> TASK DATA
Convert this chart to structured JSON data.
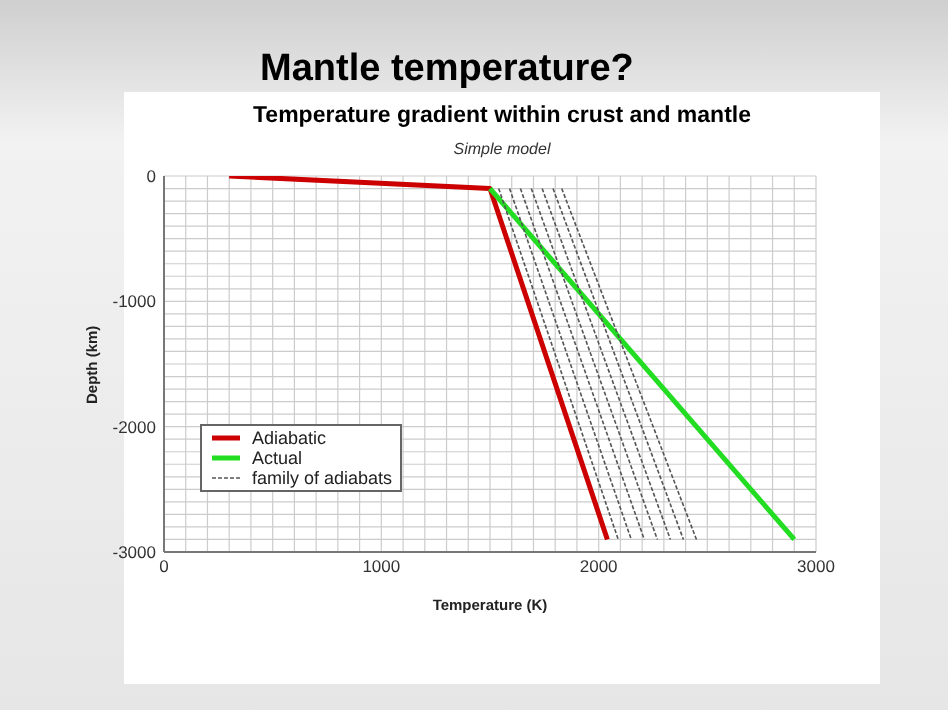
{
  "chart_data": {
    "type": "line",
    "title": "Mantle temperature?",
    "subtitle": "Temperature gradient within crust and mantle",
    "annotations": [
      "Simple model"
    ],
    "xlabel": "Temperature (K)",
    "ylabel": "Depth (km)",
    "xlim": [
      0,
      3000
    ],
    "ylim": [
      -3000,
      0
    ],
    "xticks": [
      0,
      {
        "value": 100,
        "label": null
      },
      {
        "value": 200,
        "label": null
      },
      {
        "value": 300,
        "label": null
      },
      {
        "value": 400,
        "label": null
      },
      {
        "value": 500,
        "label": null
      },
      {
        "value": 600,
        "label": null
      },
      {
        "value": 700,
        "label": null
      },
      {
        "value": 800,
        "label": null
      },
      {
        "value": 900,
        "label": null
      },
      1000,
      {
        "value": 1100,
        "label": null
      },
      {
        "value": 1200,
        "label": null
      },
      {
        "value": 1300,
        "label": null
      },
      {
        "value": 1400,
        "label": null
      },
      {
        "value": 1500,
        "label": null
      },
      {
        "value": 1600,
        "label": null
      },
      {
        "value": 1700,
        "label": null
      },
      {
        "value": 1800,
        "label": null
      },
      {
        "value": 1900,
        "label": null
      },
      2000,
      {
        "value": 2100,
        "label": null
      },
      {
        "value": 2200,
        "label": null
      },
      {
        "value": 2300,
        "label": null
      },
      {
        "value": 2400,
        "label": null
      },
      {
        "value": 2500,
        "label": null
      },
      {
        "value": 2600,
        "label": null
      },
      {
        "value": 2700,
        "label": null
      },
      {
        "value": 2800,
        "label": null
      },
      {
        "value": 2900,
        "label": null
      },
      3000
    ],
    "yticks": [
      -3000,
      {
        "value": -2900,
        "label": null
      },
      {
        "value": -2800,
        "label": null
      },
      {
        "value": -2700,
        "label": null
      },
      {
        "value": -2600,
        "label": null
      },
      {
        "value": -2500,
        "label": null
      },
      {
        "value": -2400,
        "label": null
      },
      {
        "value": -2300,
        "label": null
      },
      {
        "value": -2200,
        "label": null
      },
      {
        "value": -2100,
        "label": null
      },
      -2000,
      {
        "value": -1900,
        "label": null
      },
      {
        "value": -1800,
        "label": null
      },
      {
        "value": -1700,
        "label": null
      },
      {
        "value": -1600,
        "label": null
      },
      {
        "value": -1500,
        "label": null
      },
      {
        "value": -1400,
        "label": null
      },
      {
        "value": -1300,
        "label": null
      },
      {
        "value": -1200,
        "label": null
      },
      {
        "value": -1100,
        "label": null
      },
      -1000,
      {
        "value": -900,
        "label": null
      },
      {
        "value": -800,
        "label": null
      },
      {
        "value": -700,
        "label": null
      },
      {
        "value": -600,
        "label": null
      },
      {
        "value": -500,
        "label": null
      },
      {
        "value": -400,
        "label": null
      },
      {
        "value": -300,
        "label": null
      },
      {
        "value": -200,
        "label": null
      },
      {
        "value": -100,
        "label": null
      },
      0
    ],
    "grid": true,
    "legend": "bottom left",
    "marker": "none",
    "series": [
      {
        "name": "Adiabatic",
        "color": "#cc0000",
        "x": [
          300,
          1500,
          2040
        ],
        "values": [
          0,
          -100,
          -2900
        ]
      },
      {
        "name": "Actual",
        "color": "#22dd22",
        "x": [
          1500,
          2900
        ],
        "values": [
          -100,
          -2900
        ]
      },
      {
        "name": "family of adiabats",
        "color": "#555555",
        "line_style": "dashed",
        "x": [
          1540,
          2090
        ],
        "values": [
          -100,
          -2900
        ]
      },
      {
        "color": "#555555",
        "line_style": "dashed",
        "x": [
          1590,
          2150
        ],
        "values": [
          -100,
          -2900
        ]
      },
      {
        "color": "#555555",
        "line_style": "dashed",
        "x": [
          1640,
          2210
        ],
        "values": [
          -100,
          -2900
        ]
      },
      {
        "color": "#555555",
        "line_style": "dashed",
        "x": [
          1690,
          2270
        ],
        "values": [
          -100,
          -2900
        ]
      },
      {
        "color": "#555555",
        "line_style": "dashed",
        "x": [
          1740,
          2330
        ],
        "values": [
          -100,
          -2900
        ]
      },
      {
        "color": "#555555",
        "line_style": "dashed",
        "x": [
          1790,
          2390
        ],
        "values": [
          -100,
          -2900
        ]
      },
      {
        "color": "#555555",
        "line_style": "dashed",
        "x": [
          1830,
          2450
        ],
        "values": [
          -100,
          -2900
        ]
      }
    ]
  }
}
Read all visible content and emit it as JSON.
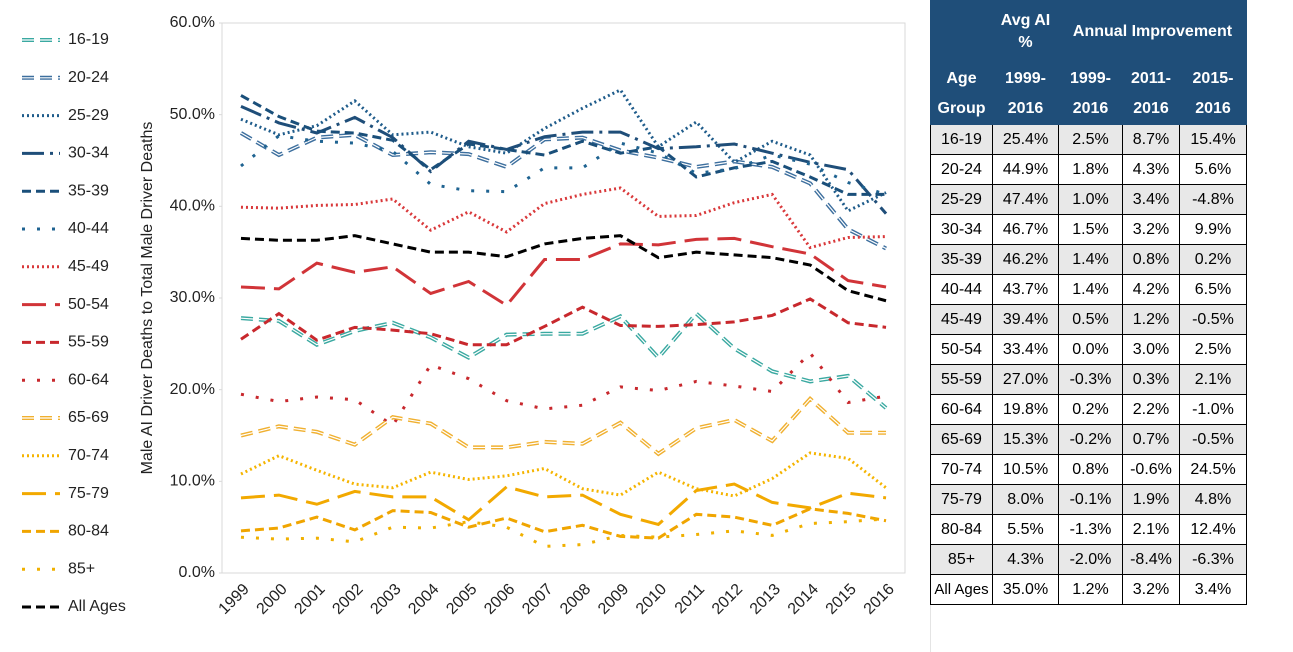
{
  "chart_data": {
    "type": "line",
    "y_label": "Male AI Driver Deaths to Total Male Driver Deaths",
    "categories": [
      "1999",
      "2000",
      "2001",
      "2002",
      "2003",
      "2004",
      "2005",
      "2006",
      "2007",
      "2008",
      "2009",
      "2010",
      "2011",
      "2012",
      "2013",
      "2014",
      "2015",
      "2016"
    ],
    "ylim": [
      0,
      60
    ],
    "yticks": [
      {
        "value": 0,
        "label": "0.0%"
      },
      {
        "value": 10,
        "label": "10.0%"
      },
      {
        "value": 20,
        "label": "20.0%"
      },
      {
        "value": 30,
        "label": "30.0%"
      },
      {
        "value": 40,
        "label": "40.0%"
      },
      {
        "value": 50,
        "label": "50.0%"
      },
      {
        "value": 60,
        "label": "60.0%"
      }
    ],
    "legend": "left",
    "series": [
      {
        "name": "16-19",
        "color": "#3aa9a1",
        "dash": "outline",
        "values": [
          27.8,
          27.5,
          24.9,
          26.4,
          27.3,
          25.7,
          23.5,
          26.0,
          26.1,
          26.1,
          28.0,
          23.5,
          28.3,
          24.5,
          22.0,
          20.9,
          21.5,
          18.0
        ]
      },
      {
        "name": "20-24",
        "color": "#3d6f9e",
        "dash": "outline",
        "values": [
          48.0,
          45.6,
          47.5,
          47.8,
          45.6,
          45.9,
          45.7,
          44.3,
          47.3,
          47.5,
          46.1,
          45.3,
          44.3,
          44.9,
          44.3,
          42.5,
          37.5,
          35.4
        ]
      },
      {
        "name": "25-29",
        "color": "#1f5c8b",
        "dash": "dot",
        "values": [
          49.5,
          47.8,
          48.8,
          51.5,
          47.8,
          48.1,
          46.5,
          45.8,
          48.5,
          50.7,
          52.7,
          46.5,
          49.2,
          44.8,
          47.1,
          45.6,
          39.5,
          41.5
        ]
      },
      {
        "name": "30-34",
        "color": "#1f4e79",
        "dash": "dashdot",
        "values": [
          50.9,
          49.1,
          48.0,
          49.7,
          47.5,
          43.8,
          47.1,
          46.2,
          47.6,
          48.1,
          48.1,
          46.3,
          46.5,
          46.8,
          45.8,
          44.8,
          44.0,
          39.2
        ]
      },
      {
        "name": "35-39",
        "color": "#1a4f7a",
        "dash": "dash",
        "values": [
          52.1,
          49.8,
          48.2,
          48.0,
          47.2,
          44.0,
          46.8,
          46.2,
          45.6,
          47.1,
          45.8,
          46.5,
          43.2,
          44.2,
          44.9,
          43.2,
          41.3,
          41.3
        ]
      },
      {
        "name": "40-44",
        "color": "#1f6391",
        "dash": "sparsedot",
        "values": [
          44.4,
          47.7,
          47.1,
          46.9,
          46.0,
          42.4,
          41.7,
          41.6,
          44.2,
          44.2,
          46.9,
          45.8,
          43.6,
          44.1,
          45.6,
          44.6,
          42.6,
          41.3
        ]
      },
      {
        "name": "45-49",
        "color": "#d9383a",
        "dash": "dot",
        "values": [
          39.9,
          39.8,
          40.1,
          40.2,
          40.8,
          37.4,
          39.4,
          37.2,
          40.3,
          41.3,
          42.0,
          38.9,
          39.0,
          40.4,
          41.3,
          35.5,
          36.6,
          36.7
        ]
      },
      {
        "name": "50-54",
        "color": "#d13438",
        "dash": "longdash",
        "values": [
          31.2,
          31.0,
          33.8,
          32.8,
          33.4,
          30.5,
          31.8,
          29.2,
          34.2,
          34.2,
          35.9,
          35.8,
          36.4,
          36.5,
          35.6,
          34.8,
          31.9,
          31.2
        ]
      },
      {
        "name": "55-59",
        "color": "#c8282d",
        "dash": "dash",
        "values": [
          25.5,
          28.3,
          25.4,
          26.8,
          26.5,
          26.1,
          24.9,
          24.9,
          26.9,
          29.0,
          27.0,
          26.9,
          27.1,
          27.4,
          28.1,
          29.9,
          27.3,
          26.8
        ]
      },
      {
        "name": "60-64",
        "color": "#c8282d",
        "dash": "sparsedot",
        "values": [
          19.5,
          18.7,
          19.2,
          18.9,
          16.1,
          22.7,
          21.2,
          18.8,
          17.9,
          18.3,
          20.3,
          19.9,
          20.9,
          20.4,
          19.8,
          24.0,
          18.6,
          19.3
        ]
      },
      {
        "name": "65-69",
        "color": "#f0b030",
        "dash": "outline",
        "values": [
          15.0,
          16.0,
          15.4,
          14.0,
          17.0,
          16.3,
          13.7,
          13.7,
          14.3,
          14.1,
          16.4,
          13.0,
          15.8,
          16.7,
          14.4,
          19.0,
          15.3,
          15.3
        ]
      },
      {
        "name": "70-74",
        "color": "#f5b400",
        "dash": "dot",
        "values": [
          10.8,
          12.8,
          11.2,
          9.7,
          9.3,
          11.0,
          10.2,
          10.6,
          11.4,
          9.2,
          8.5,
          11.0,
          9.2,
          8.4,
          10.3,
          13.1,
          12.5,
          9.3
        ]
      },
      {
        "name": "75-79",
        "color": "#f2a900",
        "dash": "longdash",
        "values": [
          8.2,
          8.5,
          7.5,
          8.9,
          8.3,
          8.3,
          5.8,
          9.4,
          8.3,
          8.5,
          6.4,
          5.3,
          9.0,
          9.7,
          7.7,
          7.1,
          8.7,
          8.2
        ]
      },
      {
        "name": "80-84",
        "color": "#f0a500",
        "dash": "dash",
        "values": [
          4.6,
          4.9,
          6.1,
          4.7,
          6.8,
          6.6,
          5.0,
          6.0,
          4.5,
          5.2,
          4.0,
          3.8,
          6.4,
          6.1,
          5.2,
          7.0,
          6.5,
          5.7
        ]
      },
      {
        "name": "85+",
        "color": "#f0b000",
        "dash": "sparsedot",
        "values": [
          3.9,
          3.7,
          3.8,
          3.4,
          5.0,
          4.9,
          5.6,
          5.0,
          2.9,
          3.1,
          4.1,
          3.9,
          4.2,
          4.6,
          4.1,
          5.4,
          5.6,
          5.9
        ]
      },
      {
        "name": "All Ages",
        "color": "#000000",
        "dash": "dash",
        "values": [
          36.5,
          36.3,
          36.3,
          36.8,
          35.9,
          35.0,
          35.0,
          34.5,
          35.9,
          36.5,
          36.8,
          34.4,
          35.0,
          34.7,
          34.4,
          33.6,
          30.8,
          29.7
        ]
      }
    ]
  },
  "table": {
    "top_header": [
      "Avg AI %",
      "Annual Improvement"
    ],
    "columns": [
      "Age Group",
      "1999-2016",
      "1999-2016",
      "2011-2016",
      "2015-2016"
    ],
    "rows": [
      [
        "16-19",
        "25.4%",
        "2.5%",
        "8.7%",
        "15.4%"
      ],
      [
        "20-24",
        "44.9%",
        "1.8%",
        "4.3%",
        "5.6%"
      ],
      [
        "25-29",
        "47.4%",
        "1.0%",
        "3.4%",
        "-4.8%"
      ],
      [
        "30-34",
        "46.7%",
        "1.5%",
        "3.2%",
        "9.9%"
      ],
      [
        "35-39",
        "46.2%",
        "1.4%",
        "0.8%",
        "0.2%"
      ],
      [
        "40-44",
        "43.7%",
        "1.4%",
        "4.2%",
        "6.5%"
      ],
      [
        "45-49",
        "39.4%",
        "0.5%",
        "1.2%",
        "-0.5%"
      ],
      [
        "50-54",
        "33.4%",
        "0.0%",
        "3.0%",
        "2.5%"
      ],
      [
        "55-59",
        "27.0%",
        "-0.3%",
        "0.3%",
        "2.1%"
      ],
      [
        "60-64",
        "19.8%",
        "0.2%",
        "2.2%",
        "-1.0%"
      ],
      [
        "65-69",
        "15.3%",
        "-0.2%",
        "0.7%",
        "-0.5%"
      ],
      [
        "70-74",
        "10.5%",
        "0.8%",
        "-0.6%",
        "24.5%"
      ],
      [
        "75-79",
        "8.0%",
        "-0.1%",
        "1.9%",
        "4.8%"
      ],
      [
        "80-84",
        "5.5%",
        "-1.3%",
        "2.1%",
        "12.4%"
      ],
      [
        "85+",
        "4.3%",
        "-2.0%",
        "-8.4%",
        "-6.3%"
      ],
      [
        "All Ages",
        "35.0%",
        "1.2%",
        "3.2%",
        "3.4%"
      ]
    ]
  }
}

> WHAT IS EXPECTED
Copy every line of the data that holds the string "JSON".

> COMPLETE OUTPUT
Convert this chart to structured JSON data.
Read all visible content and emit it as JSON.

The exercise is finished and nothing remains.